WRITTEN PROBLEM
Extract the data exactly, missing nothing.

(Stored items)
━━━━━━

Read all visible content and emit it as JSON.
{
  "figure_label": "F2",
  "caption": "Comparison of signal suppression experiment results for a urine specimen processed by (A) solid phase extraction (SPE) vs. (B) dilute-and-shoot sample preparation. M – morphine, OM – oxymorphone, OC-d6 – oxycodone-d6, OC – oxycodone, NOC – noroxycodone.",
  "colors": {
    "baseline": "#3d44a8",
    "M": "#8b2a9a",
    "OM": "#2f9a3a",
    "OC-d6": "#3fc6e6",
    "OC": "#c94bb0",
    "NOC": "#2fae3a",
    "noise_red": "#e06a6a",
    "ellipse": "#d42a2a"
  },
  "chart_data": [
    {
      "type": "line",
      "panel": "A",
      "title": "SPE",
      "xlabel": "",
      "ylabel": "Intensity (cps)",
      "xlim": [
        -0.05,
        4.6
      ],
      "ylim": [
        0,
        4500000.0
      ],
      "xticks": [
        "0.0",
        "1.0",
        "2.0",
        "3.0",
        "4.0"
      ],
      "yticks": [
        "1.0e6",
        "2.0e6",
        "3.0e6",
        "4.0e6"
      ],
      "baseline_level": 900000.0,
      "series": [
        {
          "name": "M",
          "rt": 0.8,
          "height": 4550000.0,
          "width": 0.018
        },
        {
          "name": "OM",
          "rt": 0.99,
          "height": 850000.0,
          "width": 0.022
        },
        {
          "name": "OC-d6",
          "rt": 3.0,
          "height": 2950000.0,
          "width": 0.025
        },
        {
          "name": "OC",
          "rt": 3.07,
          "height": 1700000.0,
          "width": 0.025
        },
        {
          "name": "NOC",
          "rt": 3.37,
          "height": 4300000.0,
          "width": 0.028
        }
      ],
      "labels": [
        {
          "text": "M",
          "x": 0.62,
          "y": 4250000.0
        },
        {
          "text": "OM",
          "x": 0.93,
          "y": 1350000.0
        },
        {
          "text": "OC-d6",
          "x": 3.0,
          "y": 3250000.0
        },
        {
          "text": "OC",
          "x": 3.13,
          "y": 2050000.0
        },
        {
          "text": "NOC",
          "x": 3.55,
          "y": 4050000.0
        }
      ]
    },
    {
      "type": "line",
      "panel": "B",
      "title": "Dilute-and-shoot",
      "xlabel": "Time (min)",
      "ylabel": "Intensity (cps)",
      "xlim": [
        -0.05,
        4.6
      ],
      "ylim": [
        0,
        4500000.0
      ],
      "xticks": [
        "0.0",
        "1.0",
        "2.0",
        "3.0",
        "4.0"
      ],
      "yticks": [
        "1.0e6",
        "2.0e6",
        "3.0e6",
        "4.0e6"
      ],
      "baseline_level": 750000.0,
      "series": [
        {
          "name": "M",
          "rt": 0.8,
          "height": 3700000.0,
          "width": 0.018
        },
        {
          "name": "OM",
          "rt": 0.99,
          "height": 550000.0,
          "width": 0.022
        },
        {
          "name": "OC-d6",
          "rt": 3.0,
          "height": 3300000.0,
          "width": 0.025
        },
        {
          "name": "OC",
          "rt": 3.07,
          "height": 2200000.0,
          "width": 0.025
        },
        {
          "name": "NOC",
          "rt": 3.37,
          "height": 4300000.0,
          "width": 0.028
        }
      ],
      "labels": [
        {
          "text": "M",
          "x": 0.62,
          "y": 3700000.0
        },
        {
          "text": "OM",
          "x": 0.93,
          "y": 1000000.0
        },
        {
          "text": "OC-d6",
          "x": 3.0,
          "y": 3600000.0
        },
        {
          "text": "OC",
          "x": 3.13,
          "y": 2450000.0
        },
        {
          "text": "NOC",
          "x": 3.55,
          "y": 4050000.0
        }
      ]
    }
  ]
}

━━━━━━

OUTPUT FOR THIS TASK
Read all visible content and emit it as JSON.
{
  "figure_label": "F2",
  "caption": "Comparison of signal suppression experiment results for a urine specimen processed by (A) solid phase extraction (SPE) vs. (B) dilute-and-shoot sample preparation. M – morphine, OM – oxymorphone, OC-d6 – oxycodone-d6, OC – oxycodone, NOC – noroxycodone.",
  "colors": {
    "baseline": "#3d44a8",
    "M": "#8b2a9a",
    "OM": "#2f9a3a",
    "OC-d6": "#3fc6e6",
    "OC": "#c94bb0",
    "NOC": "#2fae3a",
    "noise_red": "#e06a6a",
    "ellipse": "#d42a2a"
  },
  "chart_data": [
    {
      "type": "line",
      "panel": "A",
      "title": "SPE",
      "xlabel": "",
      "ylabel": "Intensity (cps)",
      "xlim": [
        -0.05,
        4.6
      ],
      "ylim": [
        0,
        4500000.0
      ],
      "xticks": [
        "0.0",
        "1.0",
        "2.0",
        "3.0",
        "4.0"
      ],
      "yticks": [
        "1.0e6",
        "2.0e6",
        "3.0e6",
        "4.0e6"
      ],
      "baseline_level": 900000.0,
      "series": [
        {
          "name": "M",
          "rt": 0.8,
          "height": 4550000.0,
          "width": 0.018
        },
        {
          "name": "OM",
          "rt": 0.99,
          "height": 850000.0,
          "width": 0.022
        },
        {
          "name": "OC-d6",
          "rt": 3.0,
          "height": 2950000.0,
          "width": 0.025
        },
        {
          "name": "OC",
          "rt": 3.07,
          "height": 1700000.0,
          "width": 0.025
        },
        {
          "name": "NOC",
          "rt": 3.37,
          "height": 4300000.0,
          "width": 0.028
        }
      ],
      "labels": [
        {
          "text": "M",
          "x": 0.62,
          "y": 4250000.0
        },
        {
          "text": "OM",
          "x": 0.93,
          "y": 1350000.0
        },
        {
          "text": "OC-d6",
          "x": 3.0,
          "y": 3250000.0
        },
        {
          "text": "OC",
          "x": 3.13,
          "y": 2050000.0
        },
        {
          "text": "NOC",
          "x": 3.55,
          "y": 4050000.0
        }
      ]
    },
    {
      "type": "line",
      "panel": "B",
      "title": "Dilute-and-shoot",
      "xlabel": "Time (min)",
      "ylabel": "Intensity (cps)",
      "xlim": [
        -0.05,
        4.6
      ],
      "ylim": [
        0,
        4500000.0
      ],
      "xticks": [
        "0.0",
        "1.0",
        "2.0",
        "3.0",
        "4.0"
      ],
      "yticks": [
        "1.0e6",
        "2.0e6",
        "3.0e6",
        "4.0e6"
      ],
      "baseline_level": 750000.0,
      "series": [
        {
          "name": "M",
          "rt": 0.8,
          "height": 3700000.0,
          "width": 0.018
        },
        {
          "name": "OM",
          "rt": 0.99,
          "height": 550000.0,
          "width": 0.022
        },
        {
          "name": "OC-d6",
          "rt": 3.0,
          "height": 3300000.0,
          "width": 0.025
        },
        {
          "name": "OC",
          "rt": 3.07,
          "height": 2200000.0,
          "width": 0.025
        },
        {
          "name": "NOC",
          "rt": 3.37,
          "height": 4300000.0,
          "width": 0.028
        }
      ],
      "labels": [
        {
          "text": "M",
          "x": 0.62,
          "y": 3700000.0
        },
        {
          "text": "OM",
          "x": 0.93,
          "y": 1000000.0
        },
        {
          "text": "OC-d6",
          "x": 3.0,
          "y": 3600000.0
        },
        {
          "text": "OC",
          "x": 3.13,
          "y": 2450000.0
        },
        {
          "text": "NOC",
          "x": 3.55,
          "y": 4050000.0
        }
      ]
    }
  ]
}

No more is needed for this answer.